(Saved entries)
------------------------------------------------------------

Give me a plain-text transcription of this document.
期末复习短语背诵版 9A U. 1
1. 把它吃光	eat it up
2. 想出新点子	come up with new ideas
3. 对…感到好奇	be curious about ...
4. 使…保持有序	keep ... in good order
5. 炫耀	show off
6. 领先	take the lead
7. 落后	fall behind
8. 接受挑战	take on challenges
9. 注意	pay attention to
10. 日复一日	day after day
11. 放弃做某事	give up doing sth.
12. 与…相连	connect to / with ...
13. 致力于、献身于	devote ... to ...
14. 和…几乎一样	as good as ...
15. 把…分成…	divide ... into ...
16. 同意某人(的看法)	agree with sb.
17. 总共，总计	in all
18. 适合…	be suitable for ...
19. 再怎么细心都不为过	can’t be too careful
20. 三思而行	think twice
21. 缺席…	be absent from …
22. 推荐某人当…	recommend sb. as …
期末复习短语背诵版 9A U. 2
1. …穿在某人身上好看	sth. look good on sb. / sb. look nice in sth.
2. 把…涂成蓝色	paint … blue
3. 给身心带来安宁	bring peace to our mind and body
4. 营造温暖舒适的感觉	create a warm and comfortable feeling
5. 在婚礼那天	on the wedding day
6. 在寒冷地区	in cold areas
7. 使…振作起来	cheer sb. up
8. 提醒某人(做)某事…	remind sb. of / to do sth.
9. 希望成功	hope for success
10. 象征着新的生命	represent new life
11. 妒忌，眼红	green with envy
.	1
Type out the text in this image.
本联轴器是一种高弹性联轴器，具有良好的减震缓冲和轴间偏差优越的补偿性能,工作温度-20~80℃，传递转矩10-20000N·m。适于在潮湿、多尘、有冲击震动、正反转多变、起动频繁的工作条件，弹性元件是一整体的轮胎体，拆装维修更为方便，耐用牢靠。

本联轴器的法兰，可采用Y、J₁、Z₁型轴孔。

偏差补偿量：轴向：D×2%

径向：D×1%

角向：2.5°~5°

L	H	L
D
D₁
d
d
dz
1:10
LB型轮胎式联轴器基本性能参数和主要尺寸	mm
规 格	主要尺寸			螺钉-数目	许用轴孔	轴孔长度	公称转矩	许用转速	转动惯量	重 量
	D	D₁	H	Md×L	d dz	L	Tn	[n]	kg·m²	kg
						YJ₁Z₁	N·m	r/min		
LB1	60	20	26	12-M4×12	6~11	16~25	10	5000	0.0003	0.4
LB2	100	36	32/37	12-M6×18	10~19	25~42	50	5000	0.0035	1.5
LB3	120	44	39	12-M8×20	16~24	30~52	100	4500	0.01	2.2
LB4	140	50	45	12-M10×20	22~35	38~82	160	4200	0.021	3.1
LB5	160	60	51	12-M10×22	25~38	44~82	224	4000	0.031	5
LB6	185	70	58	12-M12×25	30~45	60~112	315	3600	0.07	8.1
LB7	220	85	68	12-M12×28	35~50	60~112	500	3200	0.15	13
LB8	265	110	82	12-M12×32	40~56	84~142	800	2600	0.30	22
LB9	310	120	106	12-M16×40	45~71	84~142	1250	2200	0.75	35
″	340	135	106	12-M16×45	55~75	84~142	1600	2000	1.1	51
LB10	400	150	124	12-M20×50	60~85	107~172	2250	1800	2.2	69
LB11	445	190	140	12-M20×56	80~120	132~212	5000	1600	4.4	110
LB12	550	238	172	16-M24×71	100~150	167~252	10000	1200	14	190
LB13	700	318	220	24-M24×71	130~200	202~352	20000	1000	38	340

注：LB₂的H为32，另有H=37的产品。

------------------------------------------------------------

Locate all lines in the listing above with the word "good". Copy them.

- [Problem solution]:
4. 使…保持有序	keep ... in good order
14. 和…几乎一样	as good as ...
1. …穿在某人身上好看	sth. look good on sb. / sb. look nice in sth.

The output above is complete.